[Dataset items]
===============
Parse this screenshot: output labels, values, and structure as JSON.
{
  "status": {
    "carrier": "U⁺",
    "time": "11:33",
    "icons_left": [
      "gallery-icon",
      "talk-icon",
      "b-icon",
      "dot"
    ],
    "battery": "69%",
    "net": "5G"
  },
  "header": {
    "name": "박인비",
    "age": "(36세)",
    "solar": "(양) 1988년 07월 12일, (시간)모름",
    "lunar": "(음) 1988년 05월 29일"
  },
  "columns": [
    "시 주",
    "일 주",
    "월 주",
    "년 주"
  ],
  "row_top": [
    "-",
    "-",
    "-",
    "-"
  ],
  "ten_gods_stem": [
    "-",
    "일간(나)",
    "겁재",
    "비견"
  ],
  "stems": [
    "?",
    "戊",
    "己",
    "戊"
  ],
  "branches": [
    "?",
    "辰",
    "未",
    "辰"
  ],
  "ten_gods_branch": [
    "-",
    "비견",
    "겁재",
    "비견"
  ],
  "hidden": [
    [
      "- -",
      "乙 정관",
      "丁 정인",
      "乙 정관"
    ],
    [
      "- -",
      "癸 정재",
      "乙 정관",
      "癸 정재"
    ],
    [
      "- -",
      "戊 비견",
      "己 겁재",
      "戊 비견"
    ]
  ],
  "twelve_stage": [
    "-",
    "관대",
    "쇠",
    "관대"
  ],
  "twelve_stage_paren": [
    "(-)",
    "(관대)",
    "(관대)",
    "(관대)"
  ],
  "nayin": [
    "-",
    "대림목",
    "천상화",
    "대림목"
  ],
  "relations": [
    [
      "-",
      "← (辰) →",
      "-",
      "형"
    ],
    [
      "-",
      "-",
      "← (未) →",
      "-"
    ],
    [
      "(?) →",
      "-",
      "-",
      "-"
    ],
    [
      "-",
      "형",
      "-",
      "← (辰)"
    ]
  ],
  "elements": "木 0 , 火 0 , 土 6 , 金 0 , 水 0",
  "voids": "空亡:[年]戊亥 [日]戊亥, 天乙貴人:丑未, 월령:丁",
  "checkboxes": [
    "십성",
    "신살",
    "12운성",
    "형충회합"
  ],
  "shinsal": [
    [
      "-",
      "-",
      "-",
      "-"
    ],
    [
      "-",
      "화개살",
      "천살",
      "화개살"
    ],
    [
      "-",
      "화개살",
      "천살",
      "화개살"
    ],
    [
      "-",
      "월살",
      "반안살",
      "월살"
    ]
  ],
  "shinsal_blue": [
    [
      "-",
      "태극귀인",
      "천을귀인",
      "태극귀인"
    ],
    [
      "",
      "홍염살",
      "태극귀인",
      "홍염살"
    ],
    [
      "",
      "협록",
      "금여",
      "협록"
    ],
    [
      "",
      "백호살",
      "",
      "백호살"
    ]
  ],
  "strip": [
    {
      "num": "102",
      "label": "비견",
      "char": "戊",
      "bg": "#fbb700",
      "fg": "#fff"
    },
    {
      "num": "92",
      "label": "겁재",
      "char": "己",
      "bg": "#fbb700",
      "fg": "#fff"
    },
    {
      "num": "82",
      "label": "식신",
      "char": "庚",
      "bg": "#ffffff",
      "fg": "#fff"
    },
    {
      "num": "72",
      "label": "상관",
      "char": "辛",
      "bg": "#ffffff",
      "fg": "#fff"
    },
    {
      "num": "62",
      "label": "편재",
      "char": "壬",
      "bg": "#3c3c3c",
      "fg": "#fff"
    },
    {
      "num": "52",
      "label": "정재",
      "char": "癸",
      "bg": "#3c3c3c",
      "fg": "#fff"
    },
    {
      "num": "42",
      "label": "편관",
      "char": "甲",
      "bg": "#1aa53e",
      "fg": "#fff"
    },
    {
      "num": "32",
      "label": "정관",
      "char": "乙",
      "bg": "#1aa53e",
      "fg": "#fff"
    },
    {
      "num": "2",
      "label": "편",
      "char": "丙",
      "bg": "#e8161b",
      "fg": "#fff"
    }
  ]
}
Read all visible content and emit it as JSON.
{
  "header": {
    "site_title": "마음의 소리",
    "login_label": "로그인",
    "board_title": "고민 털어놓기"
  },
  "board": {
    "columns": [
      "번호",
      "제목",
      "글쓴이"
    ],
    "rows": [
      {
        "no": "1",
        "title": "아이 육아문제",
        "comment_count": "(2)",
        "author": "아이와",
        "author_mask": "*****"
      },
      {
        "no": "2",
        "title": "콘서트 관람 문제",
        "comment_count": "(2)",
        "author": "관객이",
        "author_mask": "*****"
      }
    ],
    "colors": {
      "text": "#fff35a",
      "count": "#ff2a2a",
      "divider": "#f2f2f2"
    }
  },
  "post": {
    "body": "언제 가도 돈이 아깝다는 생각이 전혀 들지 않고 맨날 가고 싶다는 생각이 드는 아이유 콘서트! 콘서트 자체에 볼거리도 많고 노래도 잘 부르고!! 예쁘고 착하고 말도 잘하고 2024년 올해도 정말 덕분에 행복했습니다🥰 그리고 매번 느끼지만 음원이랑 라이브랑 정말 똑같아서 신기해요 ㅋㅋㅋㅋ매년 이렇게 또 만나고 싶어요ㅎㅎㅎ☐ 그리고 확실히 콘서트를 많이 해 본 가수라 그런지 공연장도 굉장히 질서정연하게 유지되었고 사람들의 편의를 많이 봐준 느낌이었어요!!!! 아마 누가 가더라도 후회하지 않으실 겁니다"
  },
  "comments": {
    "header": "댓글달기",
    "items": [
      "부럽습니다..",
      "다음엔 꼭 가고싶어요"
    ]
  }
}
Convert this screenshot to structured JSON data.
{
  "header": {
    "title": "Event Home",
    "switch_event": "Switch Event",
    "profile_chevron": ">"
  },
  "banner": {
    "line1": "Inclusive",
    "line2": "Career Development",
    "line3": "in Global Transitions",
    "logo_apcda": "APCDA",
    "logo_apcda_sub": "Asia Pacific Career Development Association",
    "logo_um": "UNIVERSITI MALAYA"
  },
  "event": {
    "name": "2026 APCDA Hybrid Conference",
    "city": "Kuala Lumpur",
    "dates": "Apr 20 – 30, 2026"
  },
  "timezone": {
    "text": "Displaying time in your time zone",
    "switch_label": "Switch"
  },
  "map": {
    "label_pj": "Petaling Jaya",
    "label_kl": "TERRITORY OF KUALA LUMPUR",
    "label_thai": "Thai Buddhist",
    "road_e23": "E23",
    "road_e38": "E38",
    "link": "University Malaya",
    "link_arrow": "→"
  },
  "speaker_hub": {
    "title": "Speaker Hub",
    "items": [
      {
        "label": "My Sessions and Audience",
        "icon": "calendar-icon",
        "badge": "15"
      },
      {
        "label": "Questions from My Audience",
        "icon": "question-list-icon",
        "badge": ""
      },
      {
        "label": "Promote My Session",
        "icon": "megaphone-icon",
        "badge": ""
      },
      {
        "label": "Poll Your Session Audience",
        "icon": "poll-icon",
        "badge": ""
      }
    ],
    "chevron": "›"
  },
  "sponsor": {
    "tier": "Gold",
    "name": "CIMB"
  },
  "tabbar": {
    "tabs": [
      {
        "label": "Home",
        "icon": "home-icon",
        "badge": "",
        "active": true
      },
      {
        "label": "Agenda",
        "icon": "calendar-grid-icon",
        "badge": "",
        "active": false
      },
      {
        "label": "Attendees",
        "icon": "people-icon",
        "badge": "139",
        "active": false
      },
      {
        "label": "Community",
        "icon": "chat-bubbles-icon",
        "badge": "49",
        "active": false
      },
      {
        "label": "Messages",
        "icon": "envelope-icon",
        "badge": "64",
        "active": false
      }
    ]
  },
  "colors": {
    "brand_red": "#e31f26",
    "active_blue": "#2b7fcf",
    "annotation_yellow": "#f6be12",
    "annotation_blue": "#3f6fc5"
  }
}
===============
* _REQUIREMENTS_
Set down each entry again, unchanged.

* _WRITTEN ANSWER_
Parse this screenshot: output labels, values, and structure as JSON.
{
  "status": {
    "carrier": "U⁺",
    "time": "11:33",
    "icons_left": [
      "gallery-icon",
      "talk-icon",
      "b-icon",
      "dot"
    ],
    "battery": "69%",
    "net": "5G"
  },
  "header": {
    "name": "박인비",
    "age": "(36세)",
    "solar": "(양) 1988년 07월 12일, (시간)모름",
    "lunar": "(음) 1988년 05월 29일"
  },
  "columns": [
    "시 주",
    "일 주",
    "월 주",
    "년 주"
  ],
  "row_top": [
    "-",
    "-",
    "-",
    "-"
  ],
  "ten_gods_stem": [
    "-",
    "일간(나)",
    "겁재",
    "비견"
  ],
  "stems": [
    "?",
    "戊",
    "己",
    "戊"
  ],
  "branches": [
    "?",
    "辰",
    "未",
    "辰"
  ],
  "ten_gods_branch": [
    "-",
    "비견",
    "겁재",
    "비견"
  ],
  "hidden": [
    [
      "- -",
      "乙 정관",
      "丁 정인",
      "乙 정관"
    ],
    [
      "- -",
      "癸 정재",
      "乙 정관",
      "癸 정재"
    ],
    [
      "- -",
      "戊 비견",
      "己 겁재",
      "戊 비견"
    ]
  ],
  "twelve_stage": [
    "-",
    "관대",
    "쇠",
    "관대"
  ],
  "twelve_stage_paren": [
    "(-)",
    "(관대)",
    "(관대)",
    "(관대)"
  ],
  "nayin": [
    "-",
    "대림목",
    "천상화",
    "대림목"
  ],
  "relations": [
    [
      "-",
      "← (辰) →",
      "-",
      "형"
    ],
    [
      "-",
      "-",
      "← (未) →",
      "-"
    ],
    [
      "(?) →",
      "-",
      "-",
      "-"
    ],
    [
      "-",
      "형",
      "-",
      "← (辰)"
    ]
  ],
  "elements": "木 0 , 火 0 , 土 6 , 金 0 , 水 0",
  "voids": "空亡:[年]戊亥 [日]戊亥, 天乙貴人:丑未, 월령:丁",
  "checkboxes": [
    "십성",
    "신살",
    "12운성",
    "형충회합"
  ],
  "shinsal": [
    [
      "-",
      "-",
      "-",
      "-"
    ],
    [
      "-",
      "화개살",
      "천살",
      "화개살"
    ],
    [
      "-",
      "화개살",
      "천살",
      "화개살"
    ],
    [
      "-",
      "월살",
      "반안살",
      "월살"
    ]
  ],
  "shinsal_blue": [
    [
      "-",
      "태극귀인",
      "천을귀인",
      "태극귀인"
    ],
    [
      "",
      "홍염살",
      "태극귀인",
      "홍염살"
    ],
    [
      "",
      "협록",
      "금여",
      "협록"
    ],
    [
      "",
      "백호살",
      "",
      "백호살"
    ]
  ],
  "strip": [
    {
      "num": "102",
      "label": "비견",
      "char": "戊",
      "bg": "#fbb700",
      "fg": "#fff"
    },
    {
      "num": "92",
      "label": "겁재",
      "char": "己",
      "bg": "#fbb700",
      "fg": "#fff"
    },
    {
      "num": "82",
      "label": "식신",
      "char": "庚",
      "bg": "#ffffff",
      "fg": "#fff"
    },
    {
      "num": "72",
      "label": "상관",
      "char": "辛",
      "bg": "#ffffff",
      "fg": "#fff"
    },
    {
      "num": "62",
      "label": "편재",
      "char": "壬",
      "bg": "#3c3c3c",
      "fg": "#fff"
    },
    {
      "num": "52",
      "label": "정재",
      "char": "癸",
      "bg": "#3c3c3c",
      "fg": "#fff"
    },
    {
      "num": "42",
      "label": "편관",
      "char": "甲",
      "bg": "#1aa53e",
      "fg": "#fff"
    },
    {
      "num": "32",
      "label": "정관",
      "char": "乙",
      "bg": "#1aa53e",
      "fg": "#fff"
    },
    {
      "num": "2",
      "label": "편",
      "char": "丙",
      "bg": "#e8161b",
      "fg": "#fff"
    }
  ]
}
Read all visible content and emit it as JSON.
{
  "header": {
    "site_title": "마음의 소리",
    "login_label": "로그인",
    "board_title": "고민 털어놓기"
  },
  "board": {
    "columns": [
      "번호",
      "제목",
      "글쓴이"
    ],
    "rows": [
      {
        "no": "1",
        "title": "아이 육아문제",
        "comment_count": "(2)",
        "author": "아이와",
        "author_mask": "*****"
      },
      {
        "no": "2",
        "title": "콘서트 관람 문제",
        "comment_count": "(2)",
        "author": "관객이",
        "author_mask": "*****"
      }
    ],
    "colors": {
      "text": "#fff35a",
      "count": "#ff2a2a",
      "divider": "#f2f2f2"
    }
  },
  "post": {
    "body": "언제 가도 돈이 아깝다는 생각이 전혀 들지 않고 맨날 가고 싶다는 생각이 드는 아이유 콘서트! 콘서트 자체에 볼거리도 많고 노래도 잘 부르고!! 예쁘고 착하고 말도 잘하고 2024년 올해도 정말 덕분에 행복했습니다🥰 그리고 매번 느끼지만 음원이랑 라이브랑 정말 똑같아서 신기해요 ㅋㅋㅋㅋ매년 이렇게 또 만나고 싶어요ㅎㅎㅎ☐ 그리고 확실히 콘서트를 많이 해 본 가수라 그런지 공연장도 굉장히 질서정연하게 유지되었고 사람들의 편의를 많이 봐준 느낌이었어요!!!! 아마 누가 가더라도 후회하지 않으실 겁니다"
  },
  "comments": {
    "header": "댓글달기",
    "items": [
      "부럽습니다..",
      "다음엔 꼭 가고싶어요"
    ]
  }
}
Convert this screenshot to structured JSON data.
{
  "header": {
    "title": "Event Home",
    "switch_event": "Switch Event",
    "profile_chevron": ">"
  },
  "banner": {
    "line1": "Inclusive",
    "line2": "Career Development",
    "line3": "in Global Transitions",
    "logo_apcda": "APCDA",
    "logo_apcda_sub": "Asia Pacific Career Development Association",
    "logo_um": "UNIVERSITI MALAYA"
  },
  "event": {
    "name": "2026 APCDA Hybrid Conference",
    "city": "Kuala Lumpur",
    "dates": "Apr 20 – 30, 2026"
  },
  "timezone": {
    "text": "Displaying time in your time zone",
    "switch_label": "Switch"
  },
  "map": {
    "label_pj": "Petaling Jaya",
    "label_kl": "TERRITORY OF KUALA LUMPUR",
    "label_thai": "Thai Buddhist",
    "road_e23": "E23",
    "road_e38": "E38",
    "link": "University Malaya",
    "link_arrow": "→"
  },
  "speaker_hub": {
    "title": "Speaker Hub",
    "items": [
      {
        "label": "My Sessions and Audience",
        "icon": "calendar-icon",
        "badge": "15"
      },
      {
        "label": "Questions from My Audience",
        "icon": "question-list-icon",
        "badge": ""
      },
      {
        "label": "Promote My Session",
        "icon": "megaphone-icon",
        "badge": ""
      },
      {
        "label": "Poll Your Session Audience",
        "icon": "poll-icon",
        "badge": ""
      }
    ],
    "chevron": "›"
  },
  "sponsor": {
    "tier": "Gold",
    "name": "CIMB"
  },
  "tabbar": {
    "tabs": [
      {
        "label": "Home",
        "icon": "home-icon",
        "badge": "",
        "active": true
      },
      {
        "label": "Agenda",
        "icon": "calendar-grid-icon",
        "badge": "",
        "active": false
      },
      {
        "label": "Attendees",
        "icon": "people-icon",
        "badge": "139",
        "active": false
      },
      {
        "label": "Community",
        "icon": "chat-bubbles-icon",
        "badge": "49",
        "active": false
      },
      {
        "label": "Messages",
        "icon": "envelope-icon",
        "badge": "64",
        "active": false
      }
    ]
  },
  "colors": {
    "brand_red": "#e31f26",
    "active_blue": "#2b7fcf",
    "annotation_yellow": "#f6be12",
    "annotation_blue": "#3f6fc5"
  }
}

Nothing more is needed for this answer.